[Records from a collection]

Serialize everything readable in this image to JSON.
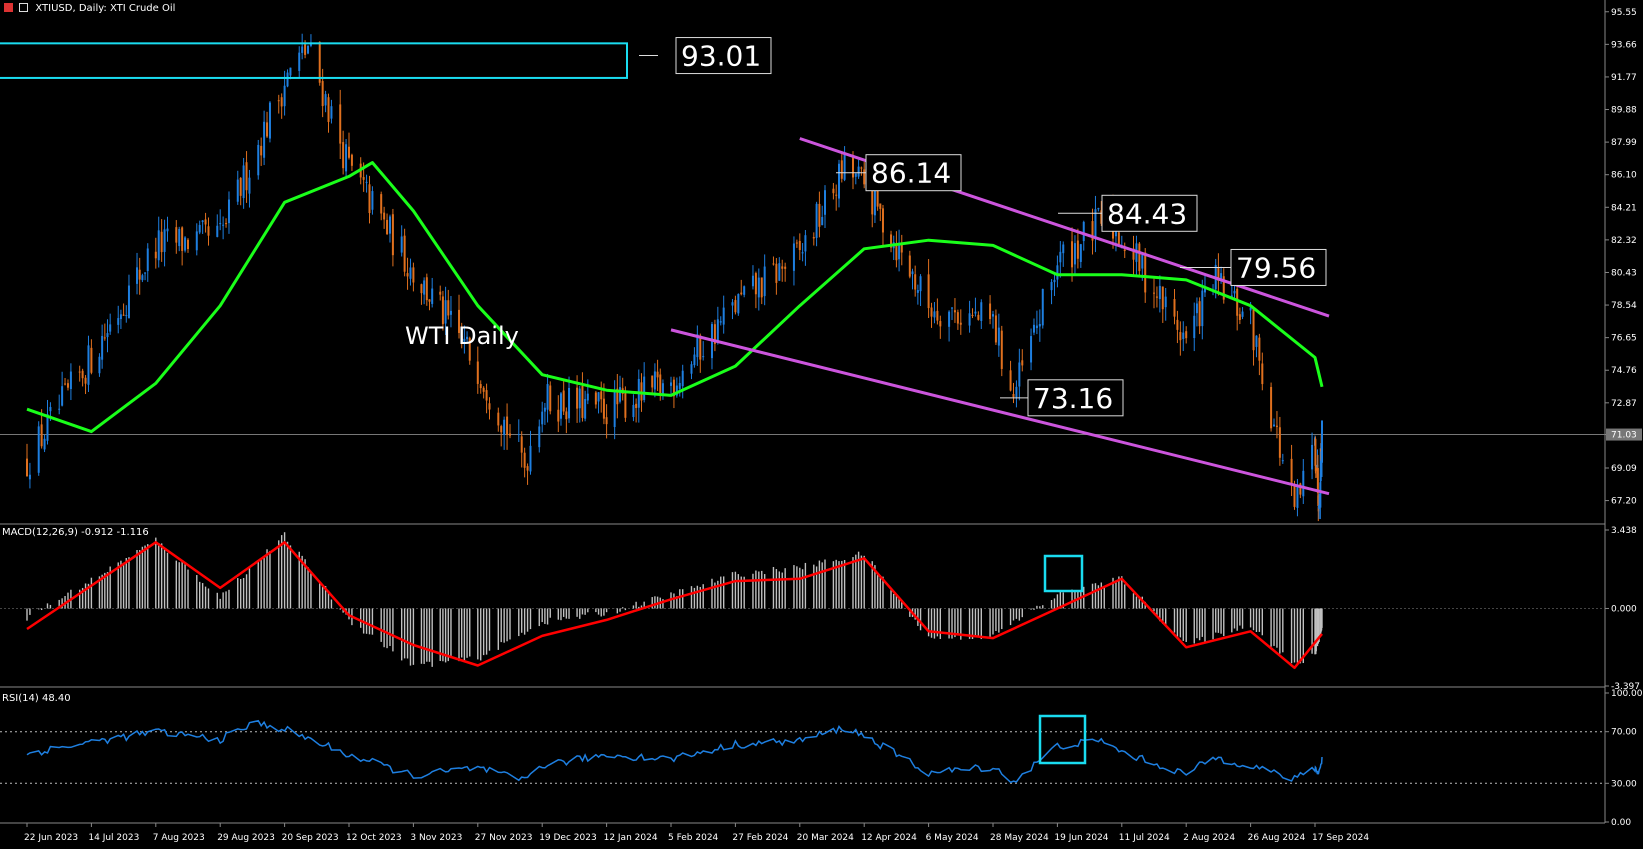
{
  "header": {
    "symbol_title": "XTIUSD, Daily:  XTI Crude Oil",
    "macd_label": "MACD(12,26,9) -0.912 -1.116",
    "rsi_label": "RSI(14) 48.40",
    "watermark": "WTI Daily"
  },
  "colors": {
    "background": "#000000",
    "bull_candle": "#1e7fe0",
    "bear_candle": "#e0701e",
    "moving_average": "#1aff1a",
    "channel": "#cc55dd",
    "callout_box": "#1adcf0",
    "macd_signal": "#ff0000",
    "macd_hist": "#c0c0c0",
    "rsi_line": "#1e7fe0",
    "grid": "#888888"
  },
  "price_axis": {
    "ticks": [
      "95.55",
      "93.66",
      "91.77",
      "89.88",
      "87.99",
      "86.10",
      "84.21",
      "82.32",
      "80.43",
      "78.54",
      "76.65",
      "74.76",
      "72.87",
      "71.03",
      "69.09",
      "67.20"
    ],
    "current_price": "71.03"
  },
  "macd_axis": {
    "ticks": [
      "3.438",
      "0.000",
      "-3.397"
    ]
  },
  "rsi_axis": {
    "ticks": [
      "100.00",
      "70.00",
      "30.00",
      "0.00"
    ]
  },
  "date_axis": {
    "labels": [
      "22 Jun 2023",
      "14 Jul 2023",
      "7 Aug 2023",
      "29 Aug 2023",
      "20 Sep 2023",
      "12 Oct 2023",
      "3 Nov 2023",
      "27 Nov 2023",
      "19 Dec 2023",
      "12 Jan 2024",
      "5 Feb 2024",
      "27 Feb 2024",
      "20 Mar 2024",
      "12 Apr 2024",
      "6 May 2024",
      "28 May 2024",
      "19 Jun 2024",
      "11 Jul 2024",
      "2 Aug 2024",
      "26 Aug 2024",
      "17 Sep 2024"
    ]
  },
  "callouts": [
    "93.01",
    "86.14",
    "84.43",
    "79.56",
    "73.16"
  ],
  "chart_data": {
    "type": "candlestick",
    "title": "XTIUSD, Daily:  XTI Crude Oil",
    "y_range": [
      65.9,
      96.0
    ],
    "price_path": [
      {
        "date": "22 Jun 2023",
        "close": 69.5
      },
      {
        "date": "14 Jul 2023",
        "close": 75.5
      },
      {
        "date": "7 Aug 2023",
        "close": 82.0
      },
      {
        "date": "29 Aug 2023",
        "close": 82.5
      },
      {
        "date": "20 Sep 2023",
        "close": 91.5
      },
      {
        "date": "28 Sep 2023",
        "close": 93.5
      },
      {
        "date": "12 Oct 2023",
        "close": 86.5
      },
      {
        "date": "3 Nov 2023",
        "close": 80.5
      },
      {
        "date": "27 Nov 2023",
        "close": 75.0
      },
      {
        "date": "13 Dec 2023",
        "close": 69.3
      },
      {
        "date": "19 Dec 2023",
        "close": 73.0
      },
      {
        "date": "12 Jan 2024",
        "close": 72.5
      },
      {
        "date": "5 Feb 2024",
        "close": 74.0
      },
      {
        "date": "27 Feb 2024",
        "close": 78.5
      },
      {
        "date": "20 Mar 2024",
        "close": 81.5
      },
      {
        "date": "5 Apr 2024",
        "close": 86.5
      },
      {
        "date": "12 Apr 2024",
        "close": 85.5
      },
      {
        "date": "6 May 2024",
        "close": 78.5
      },
      {
        "date": "28 May 2024",
        "close": 77.5
      },
      {
        "date": "4 Jun 2024",
        "close": 73.2
      },
      {
        "date": "19 Jun 2024",
        "close": 81.0
      },
      {
        "date": "5 Jul 2024",
        "close": 83.5
      },
      {
        "date": "11 Jul 2024",
        "close": 82.5
      },
      {
        "date": "2 Aug 2024",
        "close": 76.5
      },
      {
        "date": "12 Aug 2024",
        "close": 80.0
      },
      {
        "date": "26 Aug 2024",
        "close": 77.5
      },
      {
        "date": "10 Sep 2024",
        "close": 66.5
      },
      {
        "date": "17 Sep 2024",
        "close": 70.5
      },
      {
        "date": "26 Sep 2024",
        "close": 67.5
      },
      {
        "date": "4 Oct 2024",
        "close": 71.03
      }
    ],
    "moving_average": [
      {
        "date": "22 Jun 2023",
        "value": 72.5
      },
      {
        "date": "14 Jul 2023",
        "value": 71.2
      },
      {
        "date": "7 Aug 2023",
        "value": 74.0
      },
      {
        "date": "29 Aug 2023",
        "value": 78.5
      },
      {
        "date": "20 Sep 2023",
        "value": 84.5
      },
      {
        "date": "12 Oct 2023",
        "value": 86.0
      },
      {
        "date": "20 Oct 2023",
        "value": 86.8
      },
      {
        "date": "3 Nov 2023",
        "value": 84.0
      },
      {
        "date": "27 Nov 2023",
        "value": 78.5
      },
      {
        "date": "19 Dec 2023",
        "value": 74.5
      },
      {
        "date": "12 Jan 2024",
        "value": 73.6
      },
      {
        "date": "5 Feb 2024",
        "value": 73.3
      },
      {
        "date": "27 Feb 2024",
        "value": 75.0
      },
      {
        "date": "20 Mar 2024",
        "value": 78.5
      },
      {
        "date": "12 Apr 2024",
        "value": 81.8
      },
      {
        "date": "6 May 2024",
        "value": 82.3
      },
      {
        "date": "28 May 2024",
        "value": 82.0
      },
      {
        "date": "19 Jun 2024",
        "value": 80.3
      },
      {
        "date": "11 Jul 2024",
        "value": 80.3
      },
      {
        "date": "2 Aug 2024",
        "value": 80.0
      },
      {
        "date": "26 Aug 2024",
        "value": 78.5
      },
      {
        "date": "17 Sep 2024",
        "value": 75.5
      },
      {
        "date": "4 Oct 2024",
        "value": 73.8
      }
    ],
    "channel_upper": [
      {
        "date": "20 Mar 2024",
        "value": 88.2
      },
      {
        "date": "21 Oct 2024",
        "value": 77.9
      }
    ],
    "channel_lower": [
      {
        "date": "5 Feb 2024",
        "value": 77.1
      },
      {
        "date": "21 Oct 2024",
        "value": 67.6
      }
    ],
    "macd_signal": [
      {
        "date": "22 Jun 2023",
        "value": -0.9
      },
      {
        "date": "7 Aug 2023",
        "value": 2.9
      },
      {
        "date": "29 Aug 2023",
        "value": 0.9
      },
      {
        "date": "20 Sep 2023",
        "value": 2.9
      },
      {
        "date": "12 Oct 2023",
        "value": -0.3
      },
      {
        "date": "3 Nov 2023",
        "value": -1.6
      },
      {
        "date": "27 Nov 2023",
        "value": -2.5
      },
      {
        "date": "19 Dec 2023",
        "value": -1.2
      },
      {
        "date": "12 Jan 2024",
        "value": -0.5
      },
      {
        "date": "5 Feb 2024",
        "value": 0.4
      },
      {
        "date": "27 Feb 2024",
        "value": 1.2
      },
      {
        "date": "20 Mar 2024",
        "value": 1.3
      },
      {
        "date": "12 Apr 2024",
        "value": 2.2
      },
      {
        "date": "6 May 2024",
        "value": -1.0
      },
      {
        "date": "28 May 2024",
        "value": -1.3
      },
      {
        "date": "19 Jun 2024",
        "value": 0.0
      },
      {
        "date": "11 Jul 2024",
        "value": 1.3
      },
      {
        "date": "2 Aug 2024",
        "value": -1.7
      },
      {
        "date": "26 Aug 2024",
        "value": -1.0
      },
      {
        "date": "10 Sep 2024",
        "value": -2.6
      },
      {
        "date": "4 Oct 2024",
        "value": -1.116
      }
    ],
    "macd_hist": [
      {
        "date": "22 Jun 2023",
        "value": -0.4
      },
      {
        "date": "7 Aug 2023",
        "value": 3.0
      },
      {
        "date": "29 Aug 2023",
        "value": 0.5
      },
      {
        "date": "20 Sep 2023",
        "value": 3.2
      },
      {
        "date": "12 Oct 2023",
        "value": -0.5
      },
      {
        "date": "3 Nov 2023",
        "value": -2.5
      },
      {
        "date": "27 Nov 2023",
        "value": -2.2
      },
      {
        "date": "19 Dec 2023",
        "value": -0.6
      },
      {
        "date": "12 Jan 2024",
        "value": -0.2
      },
      {
        "date": "5 Feb 2024",
        "value": 0.6
      },
      {
        "date": "27 Feb 2024",
        "value": 1.5
      },
      {
        "date": "20 Mar 2024",
        "value": 1.8
      },
      {
        "date": "12 Apr 2024",
        "value": 2.4
      },
      {
        "date": "6 May 2024",
        "value": -1.3
      },
      {
        "date": "28 May 2024",
        "value": -1.2
      },
      {
        "date": "19 Jun 2024",
        "value": 0.6
      },
      {
        "date": "11 Jul 2024",
        "value": 1.3
      },
      {
        "date": "2 Aug 2024",
        "value": -1.6
      },
      {
        "date": "26 Aug 2024",
        "value": -0.7
      },
      {
        "date": "10 Sep 2024",
        "value": -2.5
      },
      {
        "date": "4 Oct 2024",
        "value": -0.912
      }
    ],
    "rsi": [
      {
        "date": "22 Jun 2023",
        "value": 53
      },
      {
        "date": "14 Jul 2023",
        "value": 62
      },
      {
        "date": "7 Aug 2023",
        "value": 70
      },
      {
        "date": "29 Aug 2023",
        "value": 64
      },
      {
        "date": "10 Sep 2023",
        "value": 77
      },
      {
        "date": "20 Sep 2023",
        "value": 72
      },
      {
        "date": "12 Oct 2023",
        "value": 52
      },
      {
        "date": "3 Nov 2023",
        "value": 36
      },
      {
        "date": "27 Nov 2023",
        "value": 42
      },
      {
        "date": "12 Dec 2023",
        "value": 32
      },
      {
        "date": "19 Dec 2023",
        "value": 44
      },
      {
        "date": "12 Jan 2024",
        "value": 52
      },
      {
        "date": "5 Feb 2024",
        "value": 49
      },
      {
        "date": "27 Feb 2024",
        "value": 60
      },
      {
        "date": "20 Mar 2024",
        "value": 63
      },
      {
        "date": "5 Apr 2024",
        "value": 73
      },
      {
        "date": "12 Apr 2024",
        "value": 67
      },
      {
        "date": "6 May 2024",
        "value": 38
      },
      {
        "date": "28 May 2024",
        "value": 43
      },
      {
        "date": "4 Jun 2024",
        "value": 31
      },
      {
        "date": "19 Jun 2024",
        "value": 59
      },
      {
        "date": "5 Jul 2024",
        "value": 63
      },
      {
        "date": "11 Jul 2024",
        "value": 54
      },
      {
        "date": "2 Aug 2024",
        "value": 37
      },
      {
        "date": "12 Aug 2024",
        "value": 50
      },
      {
        "date": "26 Aug 2024",
        "value": 44
      },
      {
        "date": "10 Sep 2024",
        "value": 33
      },
      {
        "date": "17 Sep 2024",
        "value": 42
      },
      {
        "date": "26 Sep 2024",
        "value": 38
      },
      {
        "date": "4 Oct 2024",
        "value": 48.4
      }
    ],
    "rsi_levels": [
      70,
      30
    ]
  }
}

**To do:**
Find the word "Daily" in the material, then list each line that holds it.

**Answer:**
    "symbol_title": "XTIUSD, Daily:  XTI Crude Oil",
    "watermark": "WTI Daily"
    "title": "XTIUSD, Daily:  XTI Crude Oil",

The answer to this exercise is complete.